▶ **Problem details**: Where a line of the material contains the string "senza", copy that line.
** BEGIN **
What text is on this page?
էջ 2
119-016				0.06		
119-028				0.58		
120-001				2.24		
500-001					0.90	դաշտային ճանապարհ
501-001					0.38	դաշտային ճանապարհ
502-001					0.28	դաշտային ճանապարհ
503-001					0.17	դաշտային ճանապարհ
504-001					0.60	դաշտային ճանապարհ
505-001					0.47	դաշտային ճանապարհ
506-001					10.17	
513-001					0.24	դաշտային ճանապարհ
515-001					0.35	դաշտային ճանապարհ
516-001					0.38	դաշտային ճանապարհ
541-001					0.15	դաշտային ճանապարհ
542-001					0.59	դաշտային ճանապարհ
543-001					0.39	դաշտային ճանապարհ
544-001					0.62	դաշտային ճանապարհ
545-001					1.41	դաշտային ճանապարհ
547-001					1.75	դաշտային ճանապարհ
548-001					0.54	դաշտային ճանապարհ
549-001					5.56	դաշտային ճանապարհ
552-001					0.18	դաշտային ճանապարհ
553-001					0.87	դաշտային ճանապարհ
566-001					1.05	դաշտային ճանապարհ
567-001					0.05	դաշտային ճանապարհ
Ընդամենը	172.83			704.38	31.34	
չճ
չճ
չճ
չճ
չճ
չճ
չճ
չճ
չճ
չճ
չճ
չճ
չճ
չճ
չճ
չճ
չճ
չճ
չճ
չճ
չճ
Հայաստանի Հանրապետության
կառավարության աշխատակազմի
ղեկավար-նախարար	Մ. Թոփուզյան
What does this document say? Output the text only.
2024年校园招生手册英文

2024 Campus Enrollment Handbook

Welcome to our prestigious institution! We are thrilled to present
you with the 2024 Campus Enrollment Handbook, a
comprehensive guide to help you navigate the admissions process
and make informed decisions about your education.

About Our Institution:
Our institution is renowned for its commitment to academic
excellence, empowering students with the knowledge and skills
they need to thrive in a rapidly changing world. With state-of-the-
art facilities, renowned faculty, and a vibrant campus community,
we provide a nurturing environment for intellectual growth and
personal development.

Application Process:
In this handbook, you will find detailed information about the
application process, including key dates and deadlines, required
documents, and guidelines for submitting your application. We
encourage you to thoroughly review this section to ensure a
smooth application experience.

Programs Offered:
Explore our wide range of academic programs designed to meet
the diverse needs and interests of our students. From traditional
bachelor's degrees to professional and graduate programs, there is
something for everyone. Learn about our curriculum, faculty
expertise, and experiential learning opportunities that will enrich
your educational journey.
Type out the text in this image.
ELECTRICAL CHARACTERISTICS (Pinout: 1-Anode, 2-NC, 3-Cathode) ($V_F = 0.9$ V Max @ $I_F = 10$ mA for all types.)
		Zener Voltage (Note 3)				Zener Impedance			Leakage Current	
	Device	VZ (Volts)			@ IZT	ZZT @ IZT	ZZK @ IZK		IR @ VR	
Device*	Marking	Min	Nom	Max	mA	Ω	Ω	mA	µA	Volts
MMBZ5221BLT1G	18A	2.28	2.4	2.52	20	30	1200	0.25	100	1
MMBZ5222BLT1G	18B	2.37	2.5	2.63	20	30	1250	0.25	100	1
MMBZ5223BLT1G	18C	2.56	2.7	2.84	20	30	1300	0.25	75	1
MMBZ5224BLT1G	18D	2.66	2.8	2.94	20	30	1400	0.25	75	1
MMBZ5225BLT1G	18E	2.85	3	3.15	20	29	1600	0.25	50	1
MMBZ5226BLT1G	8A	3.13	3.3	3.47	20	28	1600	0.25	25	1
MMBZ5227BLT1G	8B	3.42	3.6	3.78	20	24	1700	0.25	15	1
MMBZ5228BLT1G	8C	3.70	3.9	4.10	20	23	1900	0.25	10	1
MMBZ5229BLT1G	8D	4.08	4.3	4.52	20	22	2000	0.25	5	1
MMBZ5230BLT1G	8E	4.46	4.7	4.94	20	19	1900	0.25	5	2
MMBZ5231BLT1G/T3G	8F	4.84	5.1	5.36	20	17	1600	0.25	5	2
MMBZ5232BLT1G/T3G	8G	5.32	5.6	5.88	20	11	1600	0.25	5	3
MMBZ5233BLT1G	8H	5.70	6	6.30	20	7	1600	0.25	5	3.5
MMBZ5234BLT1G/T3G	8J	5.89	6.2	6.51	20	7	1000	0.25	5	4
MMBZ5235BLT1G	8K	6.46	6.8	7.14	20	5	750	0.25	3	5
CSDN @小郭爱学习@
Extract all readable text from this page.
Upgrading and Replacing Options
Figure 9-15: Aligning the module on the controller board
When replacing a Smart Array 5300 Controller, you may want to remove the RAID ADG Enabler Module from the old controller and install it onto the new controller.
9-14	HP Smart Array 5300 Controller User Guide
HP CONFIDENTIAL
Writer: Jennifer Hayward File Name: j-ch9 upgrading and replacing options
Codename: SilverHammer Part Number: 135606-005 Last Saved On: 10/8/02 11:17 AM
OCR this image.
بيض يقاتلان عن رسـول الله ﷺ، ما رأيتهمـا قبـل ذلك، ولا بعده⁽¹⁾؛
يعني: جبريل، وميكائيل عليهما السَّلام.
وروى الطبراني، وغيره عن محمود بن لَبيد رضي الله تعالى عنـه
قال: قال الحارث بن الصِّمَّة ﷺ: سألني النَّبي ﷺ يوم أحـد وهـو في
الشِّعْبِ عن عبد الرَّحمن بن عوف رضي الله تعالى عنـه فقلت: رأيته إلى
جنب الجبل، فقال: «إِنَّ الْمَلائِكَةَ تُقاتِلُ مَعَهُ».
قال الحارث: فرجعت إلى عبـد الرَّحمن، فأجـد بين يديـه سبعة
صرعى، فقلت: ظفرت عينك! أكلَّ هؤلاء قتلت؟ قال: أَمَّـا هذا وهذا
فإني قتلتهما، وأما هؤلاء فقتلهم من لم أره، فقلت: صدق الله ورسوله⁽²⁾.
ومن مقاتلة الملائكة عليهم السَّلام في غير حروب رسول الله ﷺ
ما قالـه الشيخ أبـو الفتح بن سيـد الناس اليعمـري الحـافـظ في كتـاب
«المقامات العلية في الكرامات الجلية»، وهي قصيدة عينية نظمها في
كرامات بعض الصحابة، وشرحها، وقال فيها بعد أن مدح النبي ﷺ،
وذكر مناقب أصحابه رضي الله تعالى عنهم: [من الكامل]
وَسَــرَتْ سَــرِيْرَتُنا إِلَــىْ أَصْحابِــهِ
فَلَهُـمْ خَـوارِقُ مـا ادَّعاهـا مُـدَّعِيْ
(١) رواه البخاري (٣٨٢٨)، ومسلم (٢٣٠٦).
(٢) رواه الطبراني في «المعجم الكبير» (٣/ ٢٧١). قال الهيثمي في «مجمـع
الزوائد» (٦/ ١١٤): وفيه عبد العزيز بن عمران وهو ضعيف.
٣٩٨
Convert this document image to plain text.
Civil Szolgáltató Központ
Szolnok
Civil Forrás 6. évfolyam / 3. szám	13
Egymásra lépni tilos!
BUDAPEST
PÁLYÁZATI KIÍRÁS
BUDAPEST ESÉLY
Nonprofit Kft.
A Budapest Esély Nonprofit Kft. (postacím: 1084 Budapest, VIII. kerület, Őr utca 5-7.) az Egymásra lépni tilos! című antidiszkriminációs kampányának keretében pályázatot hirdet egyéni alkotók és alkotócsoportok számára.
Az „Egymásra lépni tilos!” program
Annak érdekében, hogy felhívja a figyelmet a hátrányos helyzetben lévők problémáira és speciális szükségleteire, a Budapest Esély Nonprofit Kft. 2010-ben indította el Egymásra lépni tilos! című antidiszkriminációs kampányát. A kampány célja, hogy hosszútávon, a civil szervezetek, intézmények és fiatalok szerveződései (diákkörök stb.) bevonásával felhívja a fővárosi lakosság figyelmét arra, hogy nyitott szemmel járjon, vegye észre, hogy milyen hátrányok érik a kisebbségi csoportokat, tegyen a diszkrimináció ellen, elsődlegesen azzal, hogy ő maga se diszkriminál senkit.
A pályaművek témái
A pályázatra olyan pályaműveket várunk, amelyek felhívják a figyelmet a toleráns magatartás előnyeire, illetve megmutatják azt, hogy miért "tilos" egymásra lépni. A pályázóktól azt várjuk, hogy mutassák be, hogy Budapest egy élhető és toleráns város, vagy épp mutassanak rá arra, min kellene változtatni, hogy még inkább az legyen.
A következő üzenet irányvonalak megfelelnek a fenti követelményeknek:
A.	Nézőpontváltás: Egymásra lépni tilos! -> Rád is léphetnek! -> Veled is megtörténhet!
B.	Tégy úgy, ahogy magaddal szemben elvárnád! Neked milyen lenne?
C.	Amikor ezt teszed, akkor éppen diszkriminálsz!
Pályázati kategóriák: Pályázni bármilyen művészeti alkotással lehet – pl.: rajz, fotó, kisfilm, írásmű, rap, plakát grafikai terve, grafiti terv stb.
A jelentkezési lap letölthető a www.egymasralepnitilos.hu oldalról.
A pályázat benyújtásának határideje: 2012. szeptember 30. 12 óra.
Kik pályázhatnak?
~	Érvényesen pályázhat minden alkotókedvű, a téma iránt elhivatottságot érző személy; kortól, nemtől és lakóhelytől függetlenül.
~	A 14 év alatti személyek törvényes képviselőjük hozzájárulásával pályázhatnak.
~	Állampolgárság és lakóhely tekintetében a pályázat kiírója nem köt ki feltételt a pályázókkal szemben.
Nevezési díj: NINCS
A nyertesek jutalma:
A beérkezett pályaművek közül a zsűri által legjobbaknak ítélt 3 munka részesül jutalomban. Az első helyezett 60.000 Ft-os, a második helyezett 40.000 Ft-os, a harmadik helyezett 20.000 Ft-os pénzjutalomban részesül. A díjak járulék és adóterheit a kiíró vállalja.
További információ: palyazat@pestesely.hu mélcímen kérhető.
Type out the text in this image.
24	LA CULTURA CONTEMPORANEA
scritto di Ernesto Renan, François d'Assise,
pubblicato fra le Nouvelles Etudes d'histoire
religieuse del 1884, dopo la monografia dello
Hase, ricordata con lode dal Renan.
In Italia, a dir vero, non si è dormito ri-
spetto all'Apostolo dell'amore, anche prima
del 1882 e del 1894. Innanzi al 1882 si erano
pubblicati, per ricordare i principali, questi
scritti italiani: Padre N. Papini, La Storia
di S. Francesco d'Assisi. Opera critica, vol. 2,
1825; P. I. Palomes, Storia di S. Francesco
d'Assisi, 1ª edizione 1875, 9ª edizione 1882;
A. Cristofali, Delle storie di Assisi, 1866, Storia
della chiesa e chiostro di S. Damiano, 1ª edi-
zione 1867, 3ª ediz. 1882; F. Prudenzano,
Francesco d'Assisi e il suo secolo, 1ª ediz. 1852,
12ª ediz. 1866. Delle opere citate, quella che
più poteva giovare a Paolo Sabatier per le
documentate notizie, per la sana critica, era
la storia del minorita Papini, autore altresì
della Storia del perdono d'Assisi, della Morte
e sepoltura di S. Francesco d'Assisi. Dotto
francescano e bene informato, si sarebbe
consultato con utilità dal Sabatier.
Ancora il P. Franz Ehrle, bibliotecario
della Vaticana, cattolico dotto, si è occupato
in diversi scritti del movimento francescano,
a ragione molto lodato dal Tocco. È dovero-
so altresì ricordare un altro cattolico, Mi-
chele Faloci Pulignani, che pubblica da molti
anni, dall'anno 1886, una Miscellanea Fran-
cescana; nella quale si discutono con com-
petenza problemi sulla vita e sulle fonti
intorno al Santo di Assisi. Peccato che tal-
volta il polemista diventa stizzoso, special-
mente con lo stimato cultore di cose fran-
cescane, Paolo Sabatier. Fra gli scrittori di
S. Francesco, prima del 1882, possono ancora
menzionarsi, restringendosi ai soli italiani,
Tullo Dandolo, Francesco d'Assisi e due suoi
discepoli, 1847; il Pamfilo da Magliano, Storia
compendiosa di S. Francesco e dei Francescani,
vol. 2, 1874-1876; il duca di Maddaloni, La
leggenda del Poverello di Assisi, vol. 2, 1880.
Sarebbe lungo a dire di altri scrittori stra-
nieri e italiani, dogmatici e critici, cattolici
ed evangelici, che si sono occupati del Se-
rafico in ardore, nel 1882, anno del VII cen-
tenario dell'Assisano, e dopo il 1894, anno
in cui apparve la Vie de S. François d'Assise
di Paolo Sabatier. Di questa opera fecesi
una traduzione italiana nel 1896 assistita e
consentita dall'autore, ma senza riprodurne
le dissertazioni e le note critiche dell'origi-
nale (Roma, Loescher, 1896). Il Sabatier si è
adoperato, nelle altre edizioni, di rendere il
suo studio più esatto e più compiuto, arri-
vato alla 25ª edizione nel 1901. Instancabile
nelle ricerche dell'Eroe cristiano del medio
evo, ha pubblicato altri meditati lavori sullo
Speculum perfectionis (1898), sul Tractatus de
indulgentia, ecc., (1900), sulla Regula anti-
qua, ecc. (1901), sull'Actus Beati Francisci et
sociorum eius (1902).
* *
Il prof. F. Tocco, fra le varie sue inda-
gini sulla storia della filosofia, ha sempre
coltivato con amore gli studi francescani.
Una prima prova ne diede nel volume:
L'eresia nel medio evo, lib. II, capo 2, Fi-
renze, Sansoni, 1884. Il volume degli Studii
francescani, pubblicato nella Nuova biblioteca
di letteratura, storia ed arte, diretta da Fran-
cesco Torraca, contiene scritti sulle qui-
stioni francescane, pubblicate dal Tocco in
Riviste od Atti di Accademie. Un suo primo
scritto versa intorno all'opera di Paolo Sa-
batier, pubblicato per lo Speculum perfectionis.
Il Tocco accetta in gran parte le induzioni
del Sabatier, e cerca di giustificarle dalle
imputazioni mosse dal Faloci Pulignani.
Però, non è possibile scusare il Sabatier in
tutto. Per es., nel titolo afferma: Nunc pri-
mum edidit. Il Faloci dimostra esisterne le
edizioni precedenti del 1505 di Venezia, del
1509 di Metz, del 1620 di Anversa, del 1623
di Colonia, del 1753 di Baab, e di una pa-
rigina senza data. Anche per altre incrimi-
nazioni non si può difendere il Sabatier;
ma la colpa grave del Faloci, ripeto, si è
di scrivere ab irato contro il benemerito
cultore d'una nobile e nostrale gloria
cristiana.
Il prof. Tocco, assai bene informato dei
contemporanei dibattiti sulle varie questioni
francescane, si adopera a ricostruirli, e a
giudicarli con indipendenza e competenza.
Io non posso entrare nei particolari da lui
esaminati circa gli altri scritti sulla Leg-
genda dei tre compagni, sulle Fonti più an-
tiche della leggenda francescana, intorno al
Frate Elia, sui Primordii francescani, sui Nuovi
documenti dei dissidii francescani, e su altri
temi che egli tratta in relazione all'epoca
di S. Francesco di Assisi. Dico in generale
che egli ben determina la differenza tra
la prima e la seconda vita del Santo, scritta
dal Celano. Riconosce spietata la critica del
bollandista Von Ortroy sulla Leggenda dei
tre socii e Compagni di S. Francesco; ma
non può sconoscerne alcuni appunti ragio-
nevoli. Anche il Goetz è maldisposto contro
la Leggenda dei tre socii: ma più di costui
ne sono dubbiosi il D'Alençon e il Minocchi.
** END **
▶ **Result below**:
consentita dall'autore, ma senza riprodurne
rigina senza data. Anche per altre incrimi-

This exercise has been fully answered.